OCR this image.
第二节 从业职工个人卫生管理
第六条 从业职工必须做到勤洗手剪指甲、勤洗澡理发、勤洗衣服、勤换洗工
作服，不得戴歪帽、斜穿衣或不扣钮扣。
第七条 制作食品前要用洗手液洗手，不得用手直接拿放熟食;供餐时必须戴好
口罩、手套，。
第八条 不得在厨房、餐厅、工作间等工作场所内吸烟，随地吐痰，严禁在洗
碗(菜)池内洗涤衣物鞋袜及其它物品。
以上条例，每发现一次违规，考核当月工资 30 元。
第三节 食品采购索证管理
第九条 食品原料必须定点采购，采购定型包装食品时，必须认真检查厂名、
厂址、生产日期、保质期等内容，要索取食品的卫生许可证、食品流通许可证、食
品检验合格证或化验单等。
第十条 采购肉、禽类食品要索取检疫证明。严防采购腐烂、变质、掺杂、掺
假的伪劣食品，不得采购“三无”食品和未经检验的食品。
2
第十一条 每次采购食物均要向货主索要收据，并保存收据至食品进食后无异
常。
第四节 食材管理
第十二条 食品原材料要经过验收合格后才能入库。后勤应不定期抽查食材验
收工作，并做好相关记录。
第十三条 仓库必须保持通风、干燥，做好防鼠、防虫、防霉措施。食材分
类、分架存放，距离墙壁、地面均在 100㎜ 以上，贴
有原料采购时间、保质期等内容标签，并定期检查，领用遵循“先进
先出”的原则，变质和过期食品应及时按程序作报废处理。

= = = = = = =

Aim:
Your task is to quote all of the data word for word.

Written answer:
OCR this image.
第二节 从业职工个人卫生管理
第六条 从业职工必须做到勤洗手剪指甲、勤洗澡理发、勤洗衣服、勤换洗工
作服，不得戴歪帽、斜穿衣或不扣钮扣。
第七条 制作食品前要用洗手液洗手，不得用手直接拿放熟食;供餐时必须戴好
口罩、手套，。
第八条 不得在厨房、餐厅、工作间等工作场所内吸烟，随地吐痰，严禁在洗
碗(菜)池内洗涤衣物鞋袜及其它物品。
以上条例，每发现一次违规，考核当月工资 30 元。
第三节 食品采购索证管理
第九条 食品原料必须定点采购，采购定型包装食品时，必须认真检查厂名、
厂址、生产日期、保质期等内容，要索取食品的卫生许可证、食品流通许可证、食
品检验合格证或化验单等。
第十条 采购肉、禽类食品要索取检疫证明。严防采购腐烂、变质、掺杂、掺
假的伪劣食品，不得采购“三无”食品和未经检验的食品。
2
第十一条 每次采购食物均要向货主索要收据，并保存收据至食品进食后无异
常。
第四节 食材管理
第十二条 食品原材料要经过验收合格后才能入库。后勤应不定期抽查食材验
收工作，并做好相关记录。
第十三条 仓库必须保持通风、干燥，做好防鼠、防虫、防霉措施。食材分
类、分架存放，距离墙壁、地面均在 100㎜ 以上，贴
有原料采购时间、保质期等内容标签，并定期检查，领用遵循“先进
先出”的原则，变质和过期食品应及时按程序作报废处理。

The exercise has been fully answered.